**What is expected**.
Return every line below as is, leaving out the pictures.
═══ Data supplied ═══
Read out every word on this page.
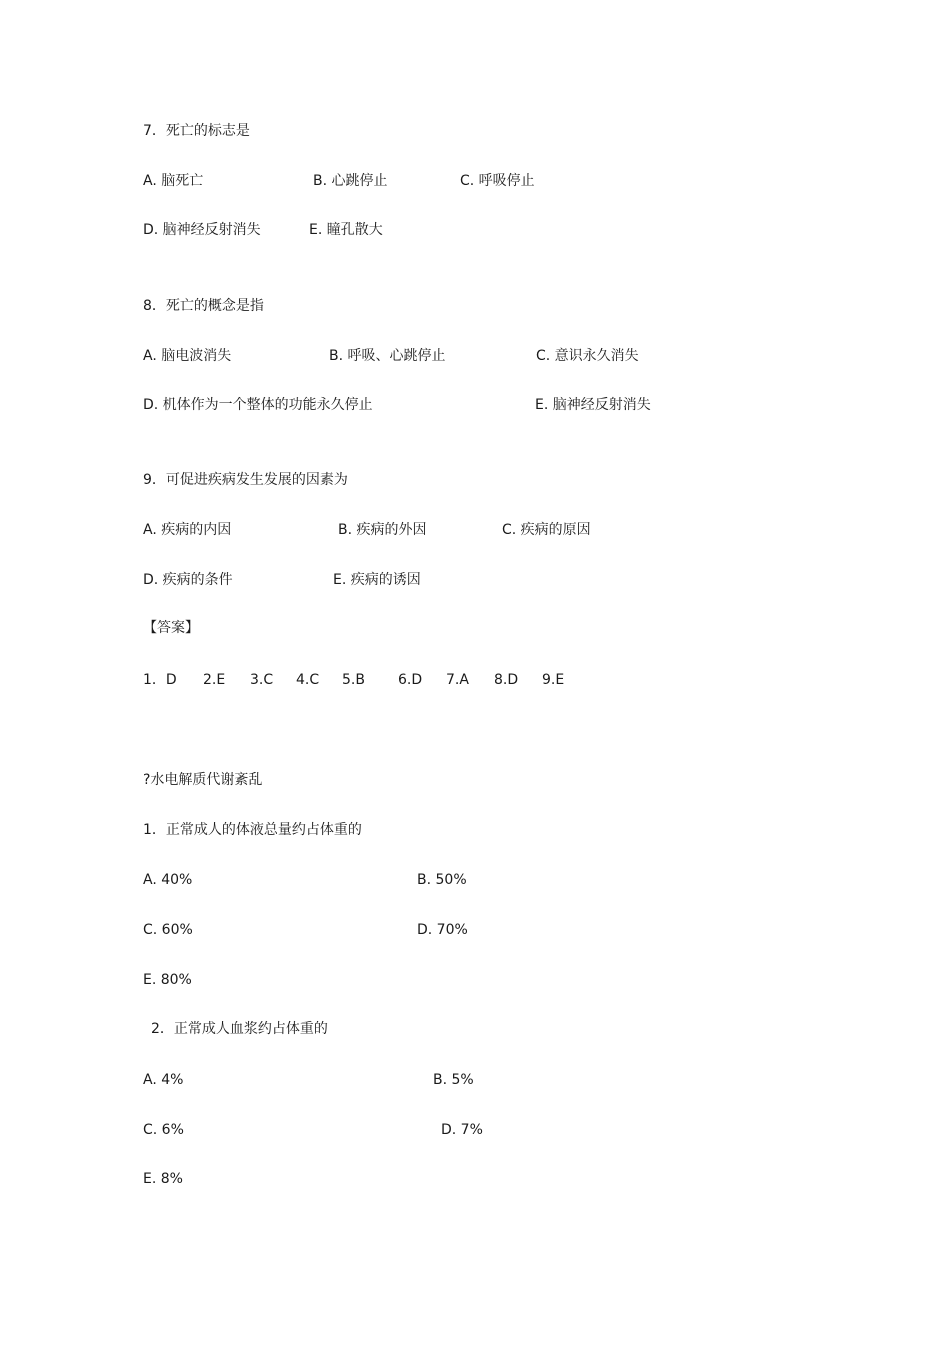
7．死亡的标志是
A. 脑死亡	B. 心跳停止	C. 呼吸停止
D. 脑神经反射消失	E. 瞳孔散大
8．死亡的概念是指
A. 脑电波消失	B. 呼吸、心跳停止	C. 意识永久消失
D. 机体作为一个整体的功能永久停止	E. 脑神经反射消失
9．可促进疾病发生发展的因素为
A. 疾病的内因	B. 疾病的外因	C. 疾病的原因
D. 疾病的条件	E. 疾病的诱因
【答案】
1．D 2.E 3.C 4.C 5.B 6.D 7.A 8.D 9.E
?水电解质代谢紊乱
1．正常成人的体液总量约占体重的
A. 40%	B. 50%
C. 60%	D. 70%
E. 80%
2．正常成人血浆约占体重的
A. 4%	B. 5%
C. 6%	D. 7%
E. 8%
═══
**Completed exercise**.
Read out every word on this page.
7．死亡的标志是
A. 脑死亡	B. 心跳停止	C. 呼吸停止
D. 脑神经反射消失	E. 瞳孔散大
8．死亡的概念是指
A. 脑电波消失	B. 呼吸、心跳停止	C. 意识永久消失
D. 机体作为一个整体的功能永久停止	E. 脑神经反射消失
9．可促进疾病发生发展的因素为
A. 疾病的内因	B. 疾病的外因	C. 疾病的原因
D. 疾病的条件	E. 疾病的诱因
【答案】
1．D 2.E 3.C 4.C 5.B 6.D 7.A 8.D 9.E
?水电解质代谢紊乱
1．正常成人的体液总量约占体重的
A. 40%	B. 50%
C. 60%	D. 70%
E. 80%
2．正常成人血浆约占体重的
A. 4%	B. 5%
C. 6%	D. 7%
E. 8%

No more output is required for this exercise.